____ Given records
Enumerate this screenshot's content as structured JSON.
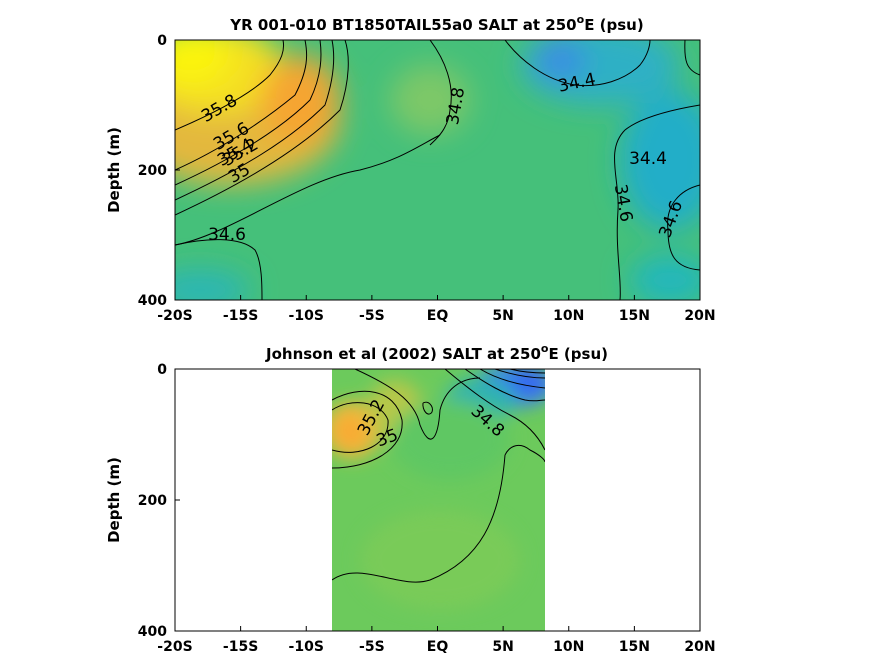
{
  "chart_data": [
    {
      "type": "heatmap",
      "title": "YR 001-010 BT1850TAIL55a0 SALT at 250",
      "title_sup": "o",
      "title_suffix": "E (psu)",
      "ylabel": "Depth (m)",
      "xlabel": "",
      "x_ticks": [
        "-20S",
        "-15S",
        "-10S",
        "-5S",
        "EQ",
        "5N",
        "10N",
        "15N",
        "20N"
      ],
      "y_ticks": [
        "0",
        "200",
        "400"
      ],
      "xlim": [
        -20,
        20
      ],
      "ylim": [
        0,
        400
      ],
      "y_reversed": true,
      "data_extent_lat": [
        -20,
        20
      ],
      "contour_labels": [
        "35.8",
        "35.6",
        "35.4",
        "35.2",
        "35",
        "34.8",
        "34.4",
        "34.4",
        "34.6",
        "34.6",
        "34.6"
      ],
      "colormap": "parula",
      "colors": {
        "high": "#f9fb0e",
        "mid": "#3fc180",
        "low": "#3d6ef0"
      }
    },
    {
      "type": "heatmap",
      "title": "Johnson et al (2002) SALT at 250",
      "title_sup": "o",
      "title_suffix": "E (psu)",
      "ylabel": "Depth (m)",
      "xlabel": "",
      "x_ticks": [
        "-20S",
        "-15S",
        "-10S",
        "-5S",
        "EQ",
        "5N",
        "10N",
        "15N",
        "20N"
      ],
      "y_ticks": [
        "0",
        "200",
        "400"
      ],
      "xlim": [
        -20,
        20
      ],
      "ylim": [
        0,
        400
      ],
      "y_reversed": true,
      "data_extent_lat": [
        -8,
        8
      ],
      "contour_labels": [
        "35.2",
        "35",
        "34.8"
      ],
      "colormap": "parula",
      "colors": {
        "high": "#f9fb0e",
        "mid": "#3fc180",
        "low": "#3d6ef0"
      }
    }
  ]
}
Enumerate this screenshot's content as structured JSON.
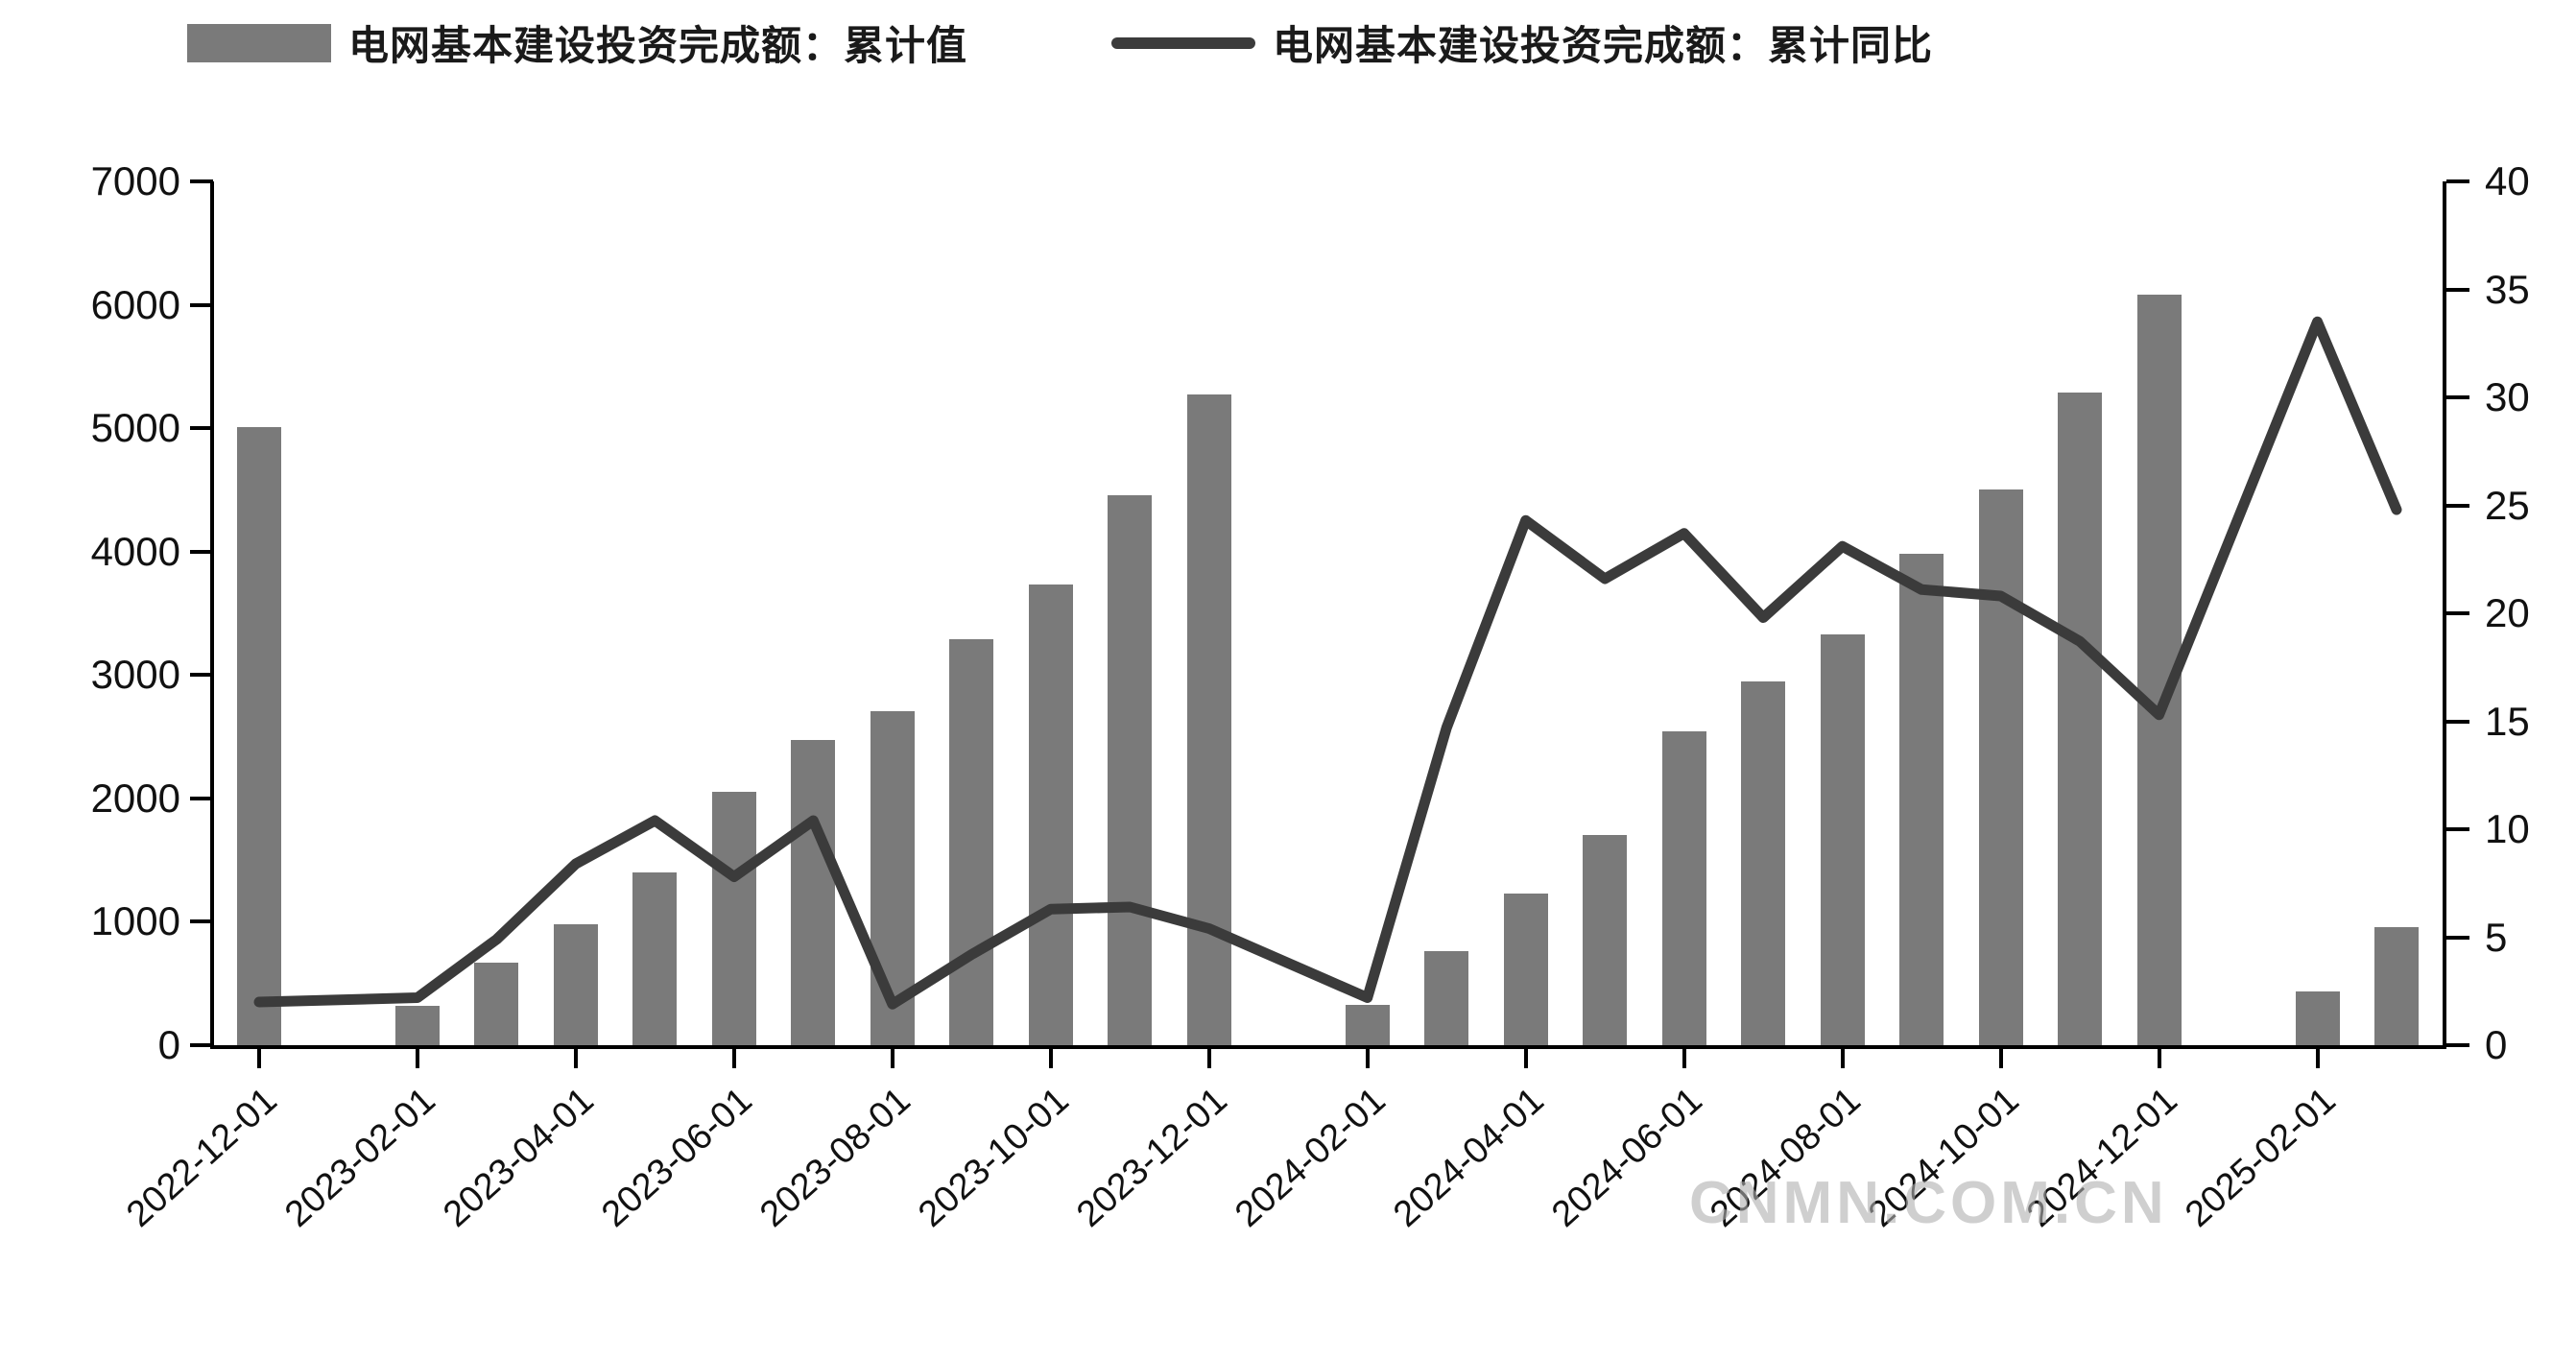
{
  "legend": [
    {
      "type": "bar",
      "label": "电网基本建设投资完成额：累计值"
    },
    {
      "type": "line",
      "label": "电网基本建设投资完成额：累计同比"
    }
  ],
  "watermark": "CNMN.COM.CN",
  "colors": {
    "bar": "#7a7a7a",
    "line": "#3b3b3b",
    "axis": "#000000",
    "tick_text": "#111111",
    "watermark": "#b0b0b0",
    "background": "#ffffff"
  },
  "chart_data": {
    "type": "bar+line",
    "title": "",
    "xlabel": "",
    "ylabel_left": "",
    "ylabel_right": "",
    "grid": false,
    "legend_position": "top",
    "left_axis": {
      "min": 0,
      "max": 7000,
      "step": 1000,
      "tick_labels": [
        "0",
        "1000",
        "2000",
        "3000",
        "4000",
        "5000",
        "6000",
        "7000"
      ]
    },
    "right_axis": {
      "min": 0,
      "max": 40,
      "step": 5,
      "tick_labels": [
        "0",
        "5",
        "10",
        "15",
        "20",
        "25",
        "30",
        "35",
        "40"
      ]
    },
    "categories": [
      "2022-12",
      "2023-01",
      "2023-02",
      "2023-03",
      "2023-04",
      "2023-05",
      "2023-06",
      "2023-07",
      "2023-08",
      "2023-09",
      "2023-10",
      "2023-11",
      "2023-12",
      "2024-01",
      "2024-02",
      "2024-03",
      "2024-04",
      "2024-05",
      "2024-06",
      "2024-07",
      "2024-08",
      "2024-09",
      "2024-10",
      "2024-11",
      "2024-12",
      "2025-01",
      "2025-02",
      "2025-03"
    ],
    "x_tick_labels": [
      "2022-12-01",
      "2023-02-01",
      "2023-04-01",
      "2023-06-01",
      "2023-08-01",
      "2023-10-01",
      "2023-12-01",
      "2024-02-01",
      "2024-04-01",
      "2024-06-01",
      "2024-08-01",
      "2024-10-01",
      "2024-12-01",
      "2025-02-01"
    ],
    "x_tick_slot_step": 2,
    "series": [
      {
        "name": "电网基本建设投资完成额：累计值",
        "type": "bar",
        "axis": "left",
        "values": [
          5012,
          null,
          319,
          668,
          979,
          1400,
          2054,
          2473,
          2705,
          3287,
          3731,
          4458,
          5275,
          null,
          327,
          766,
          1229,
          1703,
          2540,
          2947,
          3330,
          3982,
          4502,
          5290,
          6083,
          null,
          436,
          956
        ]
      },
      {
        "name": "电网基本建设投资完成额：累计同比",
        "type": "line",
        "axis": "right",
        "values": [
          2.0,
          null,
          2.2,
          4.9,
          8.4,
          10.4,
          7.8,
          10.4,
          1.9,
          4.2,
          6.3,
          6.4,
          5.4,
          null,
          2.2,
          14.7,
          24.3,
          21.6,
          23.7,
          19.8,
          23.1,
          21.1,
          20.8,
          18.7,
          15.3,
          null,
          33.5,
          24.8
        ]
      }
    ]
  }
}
________
### Direction
Repeat the records above exactly, leaving out any pictures they contain.

### Solution below
Enumerate this screenshot's content as structured JSON.
{
  "chart_data": [
    {
      "type": "heatmap",
      "title": "YR 001-010 BT1850TAIL55a0 SALT at 250",
      "title_sup": "o",
      "title_suffix": "E (psu)",
      "ylabel": "Depth (m)",
      "xlabel": "",
      "x_ticks": [
        "-20S",
        "-15S",
        "-10S",
        "-5S",
        "EQ",
        "5N",
        "10N",
        "15N",
        "20N"
      ],
      "y_ticks": [
        "0",
        "200",
        "400"
      ],
      "xlim": [
        -20,
        20
      ],
      "ylim": [
        0,
        400
      ],
      "y_reversed": true,
      "data_extent_lat": [
        -20,
        20
      ],
      "contour_labels": [
        "35.8",
        "35.6",
        "35.4",
        "35.2",
        "35",
        "34.8",
        "34.4",
        "34.4",
        "34.6",
        "34.6",
        "34.6"
      ],
      "colormap": "parula",
      "colors": {
        "high": "#f9fb0e",
        "mid": "#3fc180",
        "low": "#3d6ef0"
      }
    },
    {
      "type": "heatmap",
      "title": "Johnson et al (2002) SALT at 250",
      "title_sup": "o",
      "title_suffix": "E (psu)",
      "ylabel": "Depth (m)",
      "xlabel": "",
      "x_ticks": [
        "-20S",
        "-15S",
        "-10S",
        "-5S",
        "EQ",
        "5N",
        "10N",
        "15N",
        "20N"
      ],
      "y_ticks": [
        "0",
        "200",
        "400"
      ],
      "xlim": [
        -20,
        20
      ],
      "ylim": [
        0,
        400
      ],
      "y_reversed": true,
      "data_extent_lat": [
        -8,
        8
      ],
      "contour_labels": [
        "35.2",
        "35",
        "34.8"
      ],
      "colormap": "parula",
      "colors": {
        "high": "#f9fb0e",
        "mid": "#3fc180",
        "low": "#3d6ef0"
      }
    }
  ]
}
Enumerate this screenshot's content as structured JSON.
{
  "legend": [
    {
      "type": "bar",
      "label": "电网基本建设投资完成额：累计值"
    },
    {
      "type": "line",
      "label": "电网基本建设投资完成额：累计同比"
    }
  ],
  "watermark": "CNMN.COM.CN",
  "colors": {
    "bar": "#7a7a7a",
    "line": "#3b3b3b",
    "axis": "#000000",
    "tick_text": "#111111",
    "watermark": "#b0b0b0",
    "background": "#ffffff"
  },
  "chart_data": {
    "type": "bar+line",
    "title": "",
    "xlabel": "",
    "ylabel_left": "",
    "ylabel_right": "",
    "grid": false,
    "legend_position": "top",
    "left_axis": {
      "min": 0,
      "max": 7000,
      "step": 1000,
      "tick_labels": [
        "0",
        "1000",
        "2000",
        "3000",
        "4000",
        "5000",
        "6000",
        "7000"
      ]
    },
    "right_axis": {
      "min": 0,
      "max": 40,
      "step": 5,
      "tick_labels": [
        "0",
        "5",
        "10",
        "15",
        "20",
        "25",
        "30",
        "35",
        "40"
      ]
    },
    "categories": [
      "2022-12",
      "2023-01",
      "2023-02",
      "2023-03",
      "2023-04",
      "2023-05",
      "2023-06",
      "2023-07",
      "2023-08",
      "2023-09",
      "2023-10",
      "2023-11",
      "2023-12",
      "2024-01",
      "2024-02",
      "2024-03",
      "2024-04",
      "2024-05",
      "2024-06",
      "2024-07",
      "2024-08",
      "2024-09",
      "2024-10",
      "2024-11",
      "2024-12",
      "2025-01",
      "2025-02",
      "2025-03"
    ],
    "x_tick_labels": [
      "2022-12-01",
      "2023-02-01",
      "2023-04-01",
      "2023-06-01",
      "2023-08-01",
      "2023-10-01",
      "2023-12-01",
      "2024-02-01",
      "2024-04-01",
      "2024-06-01",
      "2024-08-01",
      "2024-10-01",
      "2024-12-01",
      "2025-02-01"
    ],
    "x_tick_slot_step": 2,
    "series": [
      {
        "name": "电网基本建设投资完成额：累计值",
        "type": "bar",
        "axis": "left",
        "values": [
          5012,
          null,
          319,
          668,
          979,
          1400,
          2054,
          2473,
          2705,
          3287,
          3731,
          4458,
          5275,
          null,
          327,
          766,
          1229,
          1703,
          2540,
          2947,
          3330,
          3982,
          4502,
          5290,
          6083,
          null,
          436,
          956
        ]
      },
      {
        "name": "电网基本建设投资完成额：累计同比",
        "type": "line",
        "axis": "right",
        "values": [
          2.0,
          null,
          2.2,
          4.9,
          8.4,
          10.4,
          7.8,
          10.4,
          1.9,
          4.2,
          6.3,
          6.4,
          5.4,
          null,
          2.2,
          14.7,
          24.3,
          21.6,
          23.7,
          19.8,
          23.1,
          21.1,
          20.8,
          18.7,
          15.3,
          null,
          33.5,
          24.8
        ]
      }
    ]
  }
}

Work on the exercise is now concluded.